== Aim of the task ==
Give the listing below again in full, exactly as written.

== Extracted records ==
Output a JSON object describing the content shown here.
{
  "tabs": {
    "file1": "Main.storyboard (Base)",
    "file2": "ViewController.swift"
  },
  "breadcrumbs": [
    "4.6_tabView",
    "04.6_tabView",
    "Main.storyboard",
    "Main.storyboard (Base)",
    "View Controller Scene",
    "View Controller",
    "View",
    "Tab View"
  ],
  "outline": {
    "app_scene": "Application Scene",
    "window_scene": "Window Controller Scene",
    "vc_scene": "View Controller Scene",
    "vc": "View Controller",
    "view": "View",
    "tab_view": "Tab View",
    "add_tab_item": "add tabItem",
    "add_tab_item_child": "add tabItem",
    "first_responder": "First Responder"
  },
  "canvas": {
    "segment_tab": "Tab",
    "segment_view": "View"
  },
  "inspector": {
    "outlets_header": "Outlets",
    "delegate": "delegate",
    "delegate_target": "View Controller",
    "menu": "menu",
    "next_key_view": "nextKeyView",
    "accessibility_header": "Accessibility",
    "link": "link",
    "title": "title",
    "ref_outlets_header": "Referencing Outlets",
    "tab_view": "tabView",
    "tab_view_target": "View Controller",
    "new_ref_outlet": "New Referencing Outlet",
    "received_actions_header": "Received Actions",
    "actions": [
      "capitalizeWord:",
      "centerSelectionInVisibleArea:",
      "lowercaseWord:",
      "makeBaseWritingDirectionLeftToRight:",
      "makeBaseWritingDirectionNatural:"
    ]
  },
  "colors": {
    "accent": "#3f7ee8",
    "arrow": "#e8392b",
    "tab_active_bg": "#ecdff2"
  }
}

== Exercise answer ==
Output a JSON object describing the content shown here.
{
  "tabs": {
    "file1": "Main.storyboard (Base)",
    "file2": "ViewController.swift"
  },
  "breadcrumbs": [
    "4.6_tabView",
    "04.6_tabView",
    "Main.storyboard",
    "Main.storyboard (Base)",
    "View Controller Scene",
    "View Controller",
    "View",
    "Tab View"
  ],
  "outline": {
    "app_scene": "Application Scene",
    "window_scene": "Window Controller Scene",
    "vc_scene": "View Controller Scene",
    "vc": "View Controller",
    "view": "View",
    "tab_view": "Tab View",
    "add_tab_item": "add tabItem",
    "add_tab_item_child": "add tabItem",
    "first_responder": "First Responder"
  },
  "canvas": {
    "segment_tab": "Tab",
    "segment_view": "View"
  },
  "inspector": {
    "outlets_header": "Outlets",
    "delegate": "delegate",
    "delegate_target": "View Controller",
    "menu": "menu",
    "next_key_view": "nextKeyView",
    "accessibility_header": "Accessibility",
    "link": "link",
    "title": "title",
    "ref_outlets_header": "Referencing Outlets",
    "tab_view": "tabView",
    "tab_view_target": "View Controller",
    "new_ref_outlet": "New Referencing Outlet",
    "received_actions_header": "Received Actions",
    "actions": [
      "capitalizeWord:",
      "centerSelectionInVisibleArea:",
      "lowercaseWord:",
      "makeBaseWritingDirectionLeftToRight:",
      "makeBaseWritingDirectionNatural:"
    ]
  },
  "colors": {
    "accent": "#3f7ee8",
    "arrow": "#e8392b",
    "tab_active_bg": "#ecdff2"
  }
}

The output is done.